- **Task input**:
□ □ □ □ □

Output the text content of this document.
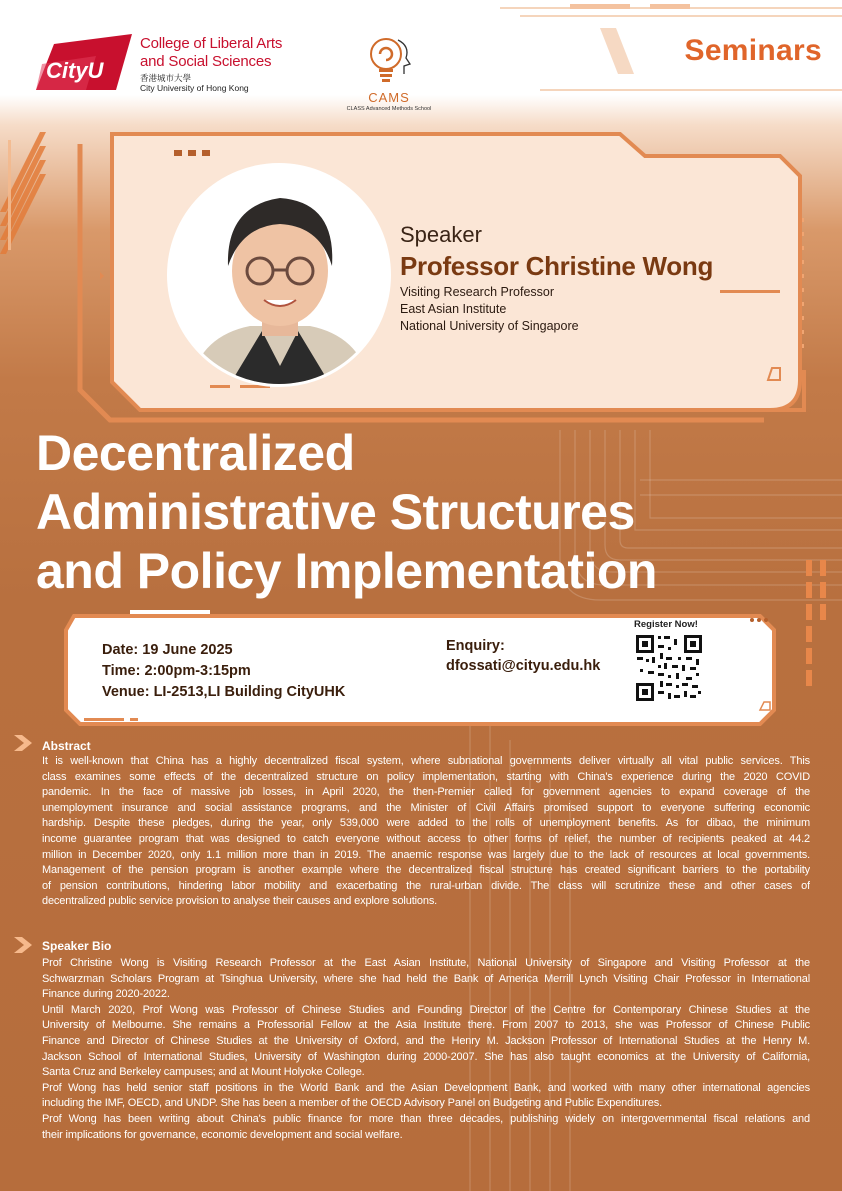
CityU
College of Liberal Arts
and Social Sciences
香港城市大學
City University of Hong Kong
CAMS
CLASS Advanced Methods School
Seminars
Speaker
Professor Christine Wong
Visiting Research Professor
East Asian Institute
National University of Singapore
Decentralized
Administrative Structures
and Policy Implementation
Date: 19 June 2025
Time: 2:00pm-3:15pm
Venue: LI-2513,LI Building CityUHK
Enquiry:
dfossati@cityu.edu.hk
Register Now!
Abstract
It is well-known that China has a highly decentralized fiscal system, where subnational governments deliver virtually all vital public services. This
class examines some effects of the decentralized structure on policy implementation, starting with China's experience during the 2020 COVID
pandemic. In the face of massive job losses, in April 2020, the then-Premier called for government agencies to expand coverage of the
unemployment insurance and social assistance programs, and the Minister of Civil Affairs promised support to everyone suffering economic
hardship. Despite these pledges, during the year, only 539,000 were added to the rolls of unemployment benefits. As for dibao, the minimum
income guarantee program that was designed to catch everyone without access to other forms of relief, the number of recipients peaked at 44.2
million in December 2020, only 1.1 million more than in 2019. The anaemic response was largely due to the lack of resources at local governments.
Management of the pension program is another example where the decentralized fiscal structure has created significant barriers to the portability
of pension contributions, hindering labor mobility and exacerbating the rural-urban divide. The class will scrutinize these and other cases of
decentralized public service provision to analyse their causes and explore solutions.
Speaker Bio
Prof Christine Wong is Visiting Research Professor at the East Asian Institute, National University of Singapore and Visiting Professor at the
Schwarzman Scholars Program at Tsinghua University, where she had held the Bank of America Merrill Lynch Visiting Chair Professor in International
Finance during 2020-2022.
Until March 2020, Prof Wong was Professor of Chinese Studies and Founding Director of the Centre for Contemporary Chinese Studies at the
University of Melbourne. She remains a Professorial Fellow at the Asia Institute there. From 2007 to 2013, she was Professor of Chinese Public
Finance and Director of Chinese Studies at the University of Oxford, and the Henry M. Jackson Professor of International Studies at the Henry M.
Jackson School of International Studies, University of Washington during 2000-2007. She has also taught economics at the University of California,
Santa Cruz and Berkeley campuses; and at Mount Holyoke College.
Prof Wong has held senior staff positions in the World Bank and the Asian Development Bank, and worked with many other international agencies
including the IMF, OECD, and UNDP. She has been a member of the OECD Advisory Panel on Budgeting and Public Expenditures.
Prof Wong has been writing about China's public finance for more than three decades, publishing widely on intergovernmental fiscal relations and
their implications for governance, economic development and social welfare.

□ □ □ □ □

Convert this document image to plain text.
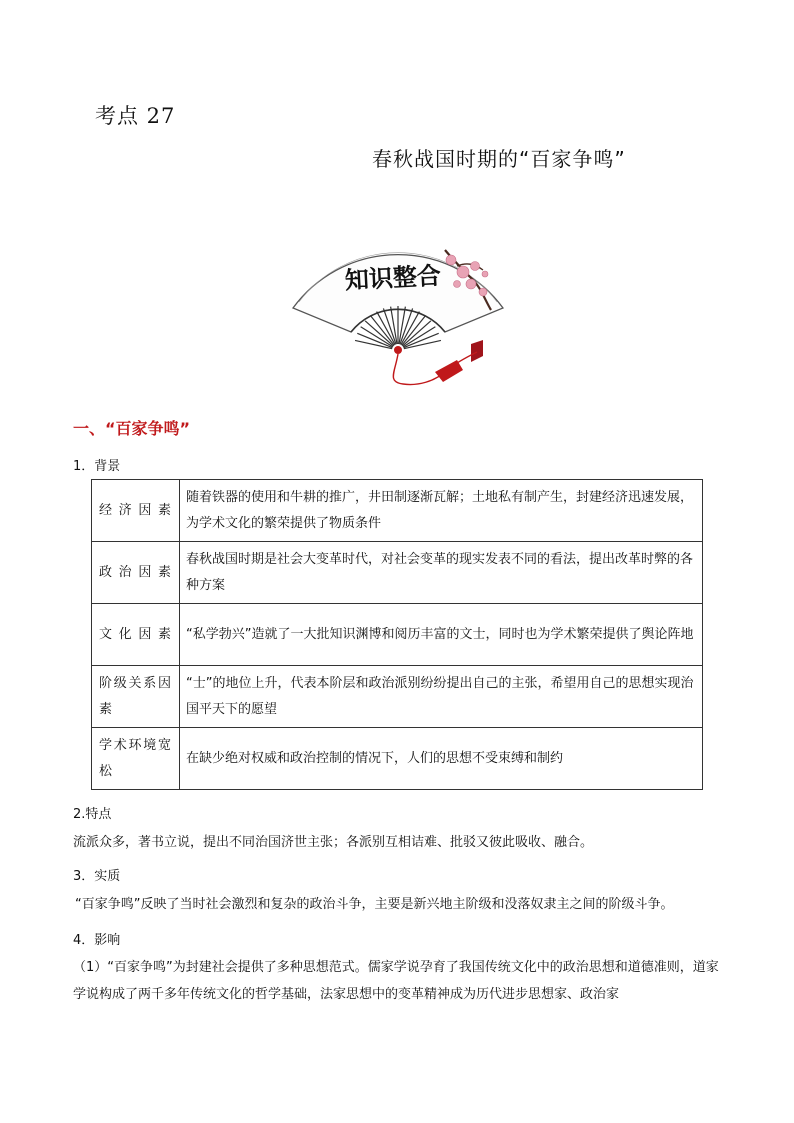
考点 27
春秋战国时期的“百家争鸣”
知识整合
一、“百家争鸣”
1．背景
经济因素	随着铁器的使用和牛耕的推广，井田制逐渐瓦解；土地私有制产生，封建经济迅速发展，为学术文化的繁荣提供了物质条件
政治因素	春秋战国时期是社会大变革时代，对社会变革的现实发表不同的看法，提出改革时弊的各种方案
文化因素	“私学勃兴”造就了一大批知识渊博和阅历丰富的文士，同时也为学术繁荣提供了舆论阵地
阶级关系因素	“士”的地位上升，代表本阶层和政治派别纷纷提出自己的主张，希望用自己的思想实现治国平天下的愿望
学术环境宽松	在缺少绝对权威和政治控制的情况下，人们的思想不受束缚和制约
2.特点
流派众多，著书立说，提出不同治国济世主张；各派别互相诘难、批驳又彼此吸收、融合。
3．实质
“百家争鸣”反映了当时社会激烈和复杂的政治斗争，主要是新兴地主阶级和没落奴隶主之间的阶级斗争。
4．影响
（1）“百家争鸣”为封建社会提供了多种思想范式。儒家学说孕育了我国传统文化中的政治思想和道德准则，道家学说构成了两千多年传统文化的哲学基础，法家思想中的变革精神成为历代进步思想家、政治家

□ □ □ □ □

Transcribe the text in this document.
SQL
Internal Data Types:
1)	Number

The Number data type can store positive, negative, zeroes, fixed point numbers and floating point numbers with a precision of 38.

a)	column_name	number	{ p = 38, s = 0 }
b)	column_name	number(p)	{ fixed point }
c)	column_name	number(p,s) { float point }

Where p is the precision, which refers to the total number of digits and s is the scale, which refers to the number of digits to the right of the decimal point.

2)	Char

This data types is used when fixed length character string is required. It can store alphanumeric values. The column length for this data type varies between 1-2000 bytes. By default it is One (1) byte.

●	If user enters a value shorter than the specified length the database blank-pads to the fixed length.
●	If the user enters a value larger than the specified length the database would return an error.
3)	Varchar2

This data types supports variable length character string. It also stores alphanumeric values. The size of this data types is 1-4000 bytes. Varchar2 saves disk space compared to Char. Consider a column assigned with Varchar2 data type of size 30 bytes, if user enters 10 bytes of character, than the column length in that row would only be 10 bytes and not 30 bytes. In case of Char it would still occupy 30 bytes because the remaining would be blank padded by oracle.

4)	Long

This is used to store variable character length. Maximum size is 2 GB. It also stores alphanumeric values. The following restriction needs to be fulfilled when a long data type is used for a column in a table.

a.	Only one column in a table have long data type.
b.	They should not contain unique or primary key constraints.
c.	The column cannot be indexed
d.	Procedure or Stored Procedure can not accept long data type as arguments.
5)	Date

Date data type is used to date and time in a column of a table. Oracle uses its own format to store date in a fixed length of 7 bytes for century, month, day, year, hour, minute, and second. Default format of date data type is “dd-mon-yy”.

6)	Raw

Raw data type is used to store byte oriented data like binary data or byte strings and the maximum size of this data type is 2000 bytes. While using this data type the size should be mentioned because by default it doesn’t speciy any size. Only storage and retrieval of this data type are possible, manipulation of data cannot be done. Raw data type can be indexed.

□ □ □ □ □

- **Given request**:
Filter the entries down to the lines containing "Jackson". Copy each of those lines.

- **Answer to this exercise**:
Finance and Director of Chinese Studies at the University of Oxford, and the Henry M. Jackson Professor of International Studies at the Henry M.
Jackson School of International Studies, University of Washington during 2000-2007. She has also taught economics at the University of California,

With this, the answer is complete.